* [YOUR GOAL] Locate each line below that includes "color" and reproduce it.

[Chart and figure data]
┏━━
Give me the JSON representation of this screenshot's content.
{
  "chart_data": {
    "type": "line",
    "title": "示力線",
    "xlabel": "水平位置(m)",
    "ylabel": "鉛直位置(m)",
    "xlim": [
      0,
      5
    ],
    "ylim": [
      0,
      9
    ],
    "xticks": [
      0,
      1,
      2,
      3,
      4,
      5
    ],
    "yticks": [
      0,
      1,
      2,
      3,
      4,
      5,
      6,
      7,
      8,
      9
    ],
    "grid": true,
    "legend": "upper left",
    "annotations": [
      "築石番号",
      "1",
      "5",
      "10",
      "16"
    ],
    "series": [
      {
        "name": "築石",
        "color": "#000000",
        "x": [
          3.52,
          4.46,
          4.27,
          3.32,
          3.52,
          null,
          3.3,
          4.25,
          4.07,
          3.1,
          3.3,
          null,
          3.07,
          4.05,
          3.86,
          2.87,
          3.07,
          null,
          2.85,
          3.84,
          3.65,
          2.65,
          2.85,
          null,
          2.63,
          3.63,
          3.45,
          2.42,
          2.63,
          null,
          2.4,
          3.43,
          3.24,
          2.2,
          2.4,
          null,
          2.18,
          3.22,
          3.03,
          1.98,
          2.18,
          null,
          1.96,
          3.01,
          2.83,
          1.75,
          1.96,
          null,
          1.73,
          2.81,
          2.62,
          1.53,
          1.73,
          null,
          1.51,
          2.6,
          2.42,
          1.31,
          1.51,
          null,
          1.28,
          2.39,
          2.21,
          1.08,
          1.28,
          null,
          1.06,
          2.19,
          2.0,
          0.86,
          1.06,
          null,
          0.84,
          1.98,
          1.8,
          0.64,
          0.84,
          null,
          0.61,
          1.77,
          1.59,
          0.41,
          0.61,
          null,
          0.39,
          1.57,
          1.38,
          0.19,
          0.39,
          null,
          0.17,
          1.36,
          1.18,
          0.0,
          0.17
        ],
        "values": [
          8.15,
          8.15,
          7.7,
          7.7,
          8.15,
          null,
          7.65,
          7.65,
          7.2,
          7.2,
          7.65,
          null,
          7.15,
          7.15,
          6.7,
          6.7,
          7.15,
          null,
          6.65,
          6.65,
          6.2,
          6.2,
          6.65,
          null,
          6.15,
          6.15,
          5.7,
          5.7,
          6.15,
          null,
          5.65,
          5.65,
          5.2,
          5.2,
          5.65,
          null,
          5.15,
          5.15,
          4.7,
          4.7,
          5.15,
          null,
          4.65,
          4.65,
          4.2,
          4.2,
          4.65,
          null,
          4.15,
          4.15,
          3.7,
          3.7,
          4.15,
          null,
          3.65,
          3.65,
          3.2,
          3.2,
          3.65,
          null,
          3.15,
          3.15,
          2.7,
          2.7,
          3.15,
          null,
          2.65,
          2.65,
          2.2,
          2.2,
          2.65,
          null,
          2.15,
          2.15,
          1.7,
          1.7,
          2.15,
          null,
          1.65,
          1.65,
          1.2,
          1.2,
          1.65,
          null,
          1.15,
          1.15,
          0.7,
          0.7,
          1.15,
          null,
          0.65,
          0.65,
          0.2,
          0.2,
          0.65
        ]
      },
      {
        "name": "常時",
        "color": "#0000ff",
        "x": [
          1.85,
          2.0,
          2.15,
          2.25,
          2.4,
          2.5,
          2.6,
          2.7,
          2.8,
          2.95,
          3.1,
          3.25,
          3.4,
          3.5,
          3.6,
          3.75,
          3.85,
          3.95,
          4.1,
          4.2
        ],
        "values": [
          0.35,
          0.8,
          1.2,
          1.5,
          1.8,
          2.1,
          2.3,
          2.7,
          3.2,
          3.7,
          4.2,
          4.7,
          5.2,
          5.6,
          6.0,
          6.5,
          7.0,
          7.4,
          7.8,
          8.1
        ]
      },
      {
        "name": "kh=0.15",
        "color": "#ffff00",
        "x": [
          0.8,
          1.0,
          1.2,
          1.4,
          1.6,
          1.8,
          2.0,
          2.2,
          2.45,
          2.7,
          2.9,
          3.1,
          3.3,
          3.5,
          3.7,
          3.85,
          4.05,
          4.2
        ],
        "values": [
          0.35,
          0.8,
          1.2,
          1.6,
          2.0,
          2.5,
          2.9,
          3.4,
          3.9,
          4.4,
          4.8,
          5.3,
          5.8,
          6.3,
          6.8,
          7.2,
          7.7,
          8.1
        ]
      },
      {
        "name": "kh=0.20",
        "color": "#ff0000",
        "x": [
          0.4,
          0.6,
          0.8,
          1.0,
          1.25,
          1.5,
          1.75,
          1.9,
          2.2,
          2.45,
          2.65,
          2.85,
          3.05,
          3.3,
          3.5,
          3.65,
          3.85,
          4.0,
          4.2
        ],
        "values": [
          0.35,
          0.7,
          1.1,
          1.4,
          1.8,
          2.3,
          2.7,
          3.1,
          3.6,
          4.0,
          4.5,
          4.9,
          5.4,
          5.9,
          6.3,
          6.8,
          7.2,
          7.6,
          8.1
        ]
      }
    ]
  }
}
┗━━
* [TASK RESULT]
        "color": "#000000",
        "color": "#0000ff",
        "color": "#ffff00",
        "color": "#ff0000",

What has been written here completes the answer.